● Records for processing
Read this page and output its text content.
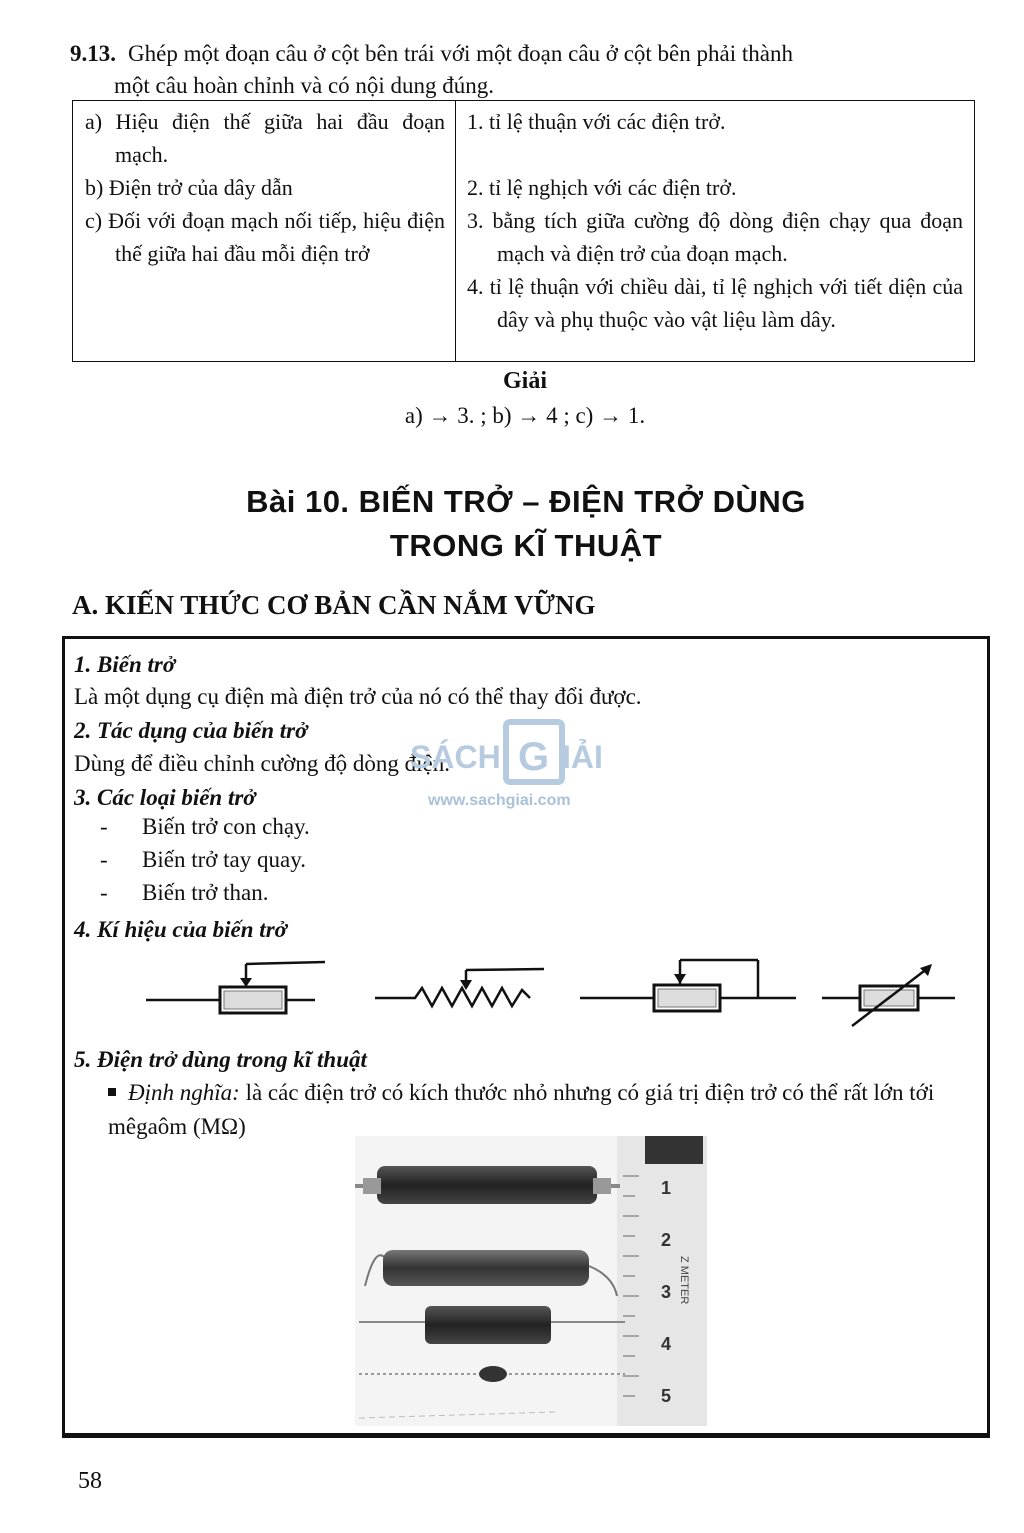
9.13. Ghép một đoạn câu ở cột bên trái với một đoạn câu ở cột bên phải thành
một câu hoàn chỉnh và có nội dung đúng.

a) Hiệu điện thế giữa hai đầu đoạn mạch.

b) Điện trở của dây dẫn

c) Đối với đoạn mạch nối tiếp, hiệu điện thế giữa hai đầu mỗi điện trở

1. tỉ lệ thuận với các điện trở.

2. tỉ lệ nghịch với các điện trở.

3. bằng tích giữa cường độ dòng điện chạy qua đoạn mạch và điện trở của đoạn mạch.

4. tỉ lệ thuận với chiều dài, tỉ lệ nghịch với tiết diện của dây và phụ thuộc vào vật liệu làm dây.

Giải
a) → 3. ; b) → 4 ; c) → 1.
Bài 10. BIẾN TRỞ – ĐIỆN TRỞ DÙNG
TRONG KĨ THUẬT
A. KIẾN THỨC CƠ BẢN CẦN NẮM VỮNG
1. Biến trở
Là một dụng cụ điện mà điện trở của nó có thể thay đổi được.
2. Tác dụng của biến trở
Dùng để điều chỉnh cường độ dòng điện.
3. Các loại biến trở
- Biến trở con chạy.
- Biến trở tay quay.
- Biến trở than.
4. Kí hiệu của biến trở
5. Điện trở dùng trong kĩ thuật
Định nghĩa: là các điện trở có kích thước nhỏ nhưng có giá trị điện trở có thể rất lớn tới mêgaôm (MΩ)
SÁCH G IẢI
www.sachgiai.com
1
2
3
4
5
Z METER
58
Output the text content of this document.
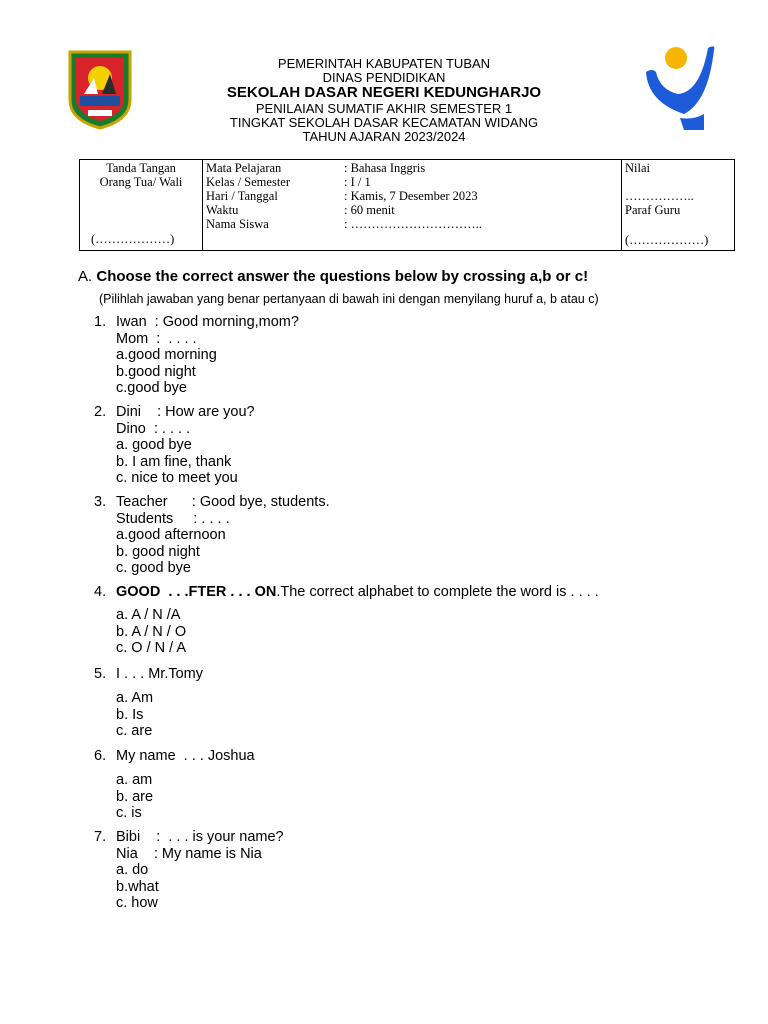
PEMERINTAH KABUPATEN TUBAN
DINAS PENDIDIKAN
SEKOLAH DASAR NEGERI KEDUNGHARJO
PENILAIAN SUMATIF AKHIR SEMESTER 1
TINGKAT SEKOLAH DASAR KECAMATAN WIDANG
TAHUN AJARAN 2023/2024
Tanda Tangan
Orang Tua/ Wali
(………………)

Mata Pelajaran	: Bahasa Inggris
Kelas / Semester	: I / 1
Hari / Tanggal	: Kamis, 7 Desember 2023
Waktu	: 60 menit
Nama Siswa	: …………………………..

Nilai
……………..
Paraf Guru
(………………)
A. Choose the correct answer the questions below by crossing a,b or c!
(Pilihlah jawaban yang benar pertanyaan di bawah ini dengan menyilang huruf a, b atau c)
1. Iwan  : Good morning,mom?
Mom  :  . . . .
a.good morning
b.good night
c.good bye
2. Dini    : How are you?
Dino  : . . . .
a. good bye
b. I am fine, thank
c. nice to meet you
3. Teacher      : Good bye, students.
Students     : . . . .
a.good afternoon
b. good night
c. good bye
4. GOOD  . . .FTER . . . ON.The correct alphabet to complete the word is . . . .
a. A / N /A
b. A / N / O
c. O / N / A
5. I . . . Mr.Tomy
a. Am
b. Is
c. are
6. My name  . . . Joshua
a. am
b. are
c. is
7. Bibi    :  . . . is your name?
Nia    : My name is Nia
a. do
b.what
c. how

● Given task
Set down exactly, from the line that contains "Output the text content of this document." through the last line of the data, each line as it stands, and leave the pictures out.

● Response for this exercise
Output the text content of this document.
PEMERINTAH KABUPATEN TUBAN
DINAS PENDIDIKAN
SEKOLAH DASAR NEGERI KEDUNGHARJO
PENILAIAN SUMATIF AKHIR SEMESTER 1
TINGKAT SEKOLAH DASAR KECAMATAN WIDANG
TAHUN AJARAN 2023/2024
Tanda Tangan
Orang Tua/ Wali
(………………)

Mata Pelajaran	: Bahasa Inggris
Kelas / Semester	: I / 1
Hari / Tanggal	: Kamis, 7 Desember 2023
Waktu	: 60 menit
Nama Siswa	: …………………………..

Nilai
……………..
Paraf Guru
(………………)
A. Choose the correct answer the questions below by crossing a,b or c!
(Pilihlah jawaban yang benar pertanyaan di bawah ini dengan menyilang huruf a, b atau c)
1. Iwan  : Good morning,mom?
Mom  :  . . . .
a.good morning
b.good night
c.good bye
2. Dini    : How are you?
Dino  : . . . .
a. good bye
b. I am fine, thank
c. nice to meet you
3. Teacher      : Good bye, students.
Students     : . . . .
a.good afternoon
b. good night
c. good bye
4. GOOD  . . .FTER . . . ON.The correct alphabet to complete the word is . . . .
a. A / N /A
b. A / N / O
c. O / N / A
5. I . . . Mr.Tomy
a. Am
b. Is
c. are
6. My name  . . . Joshua
a. am
b. are
c. is
7. Bibi    :  . . . is your name?
Nia    : My name is Nia
a. do
b.what
c. how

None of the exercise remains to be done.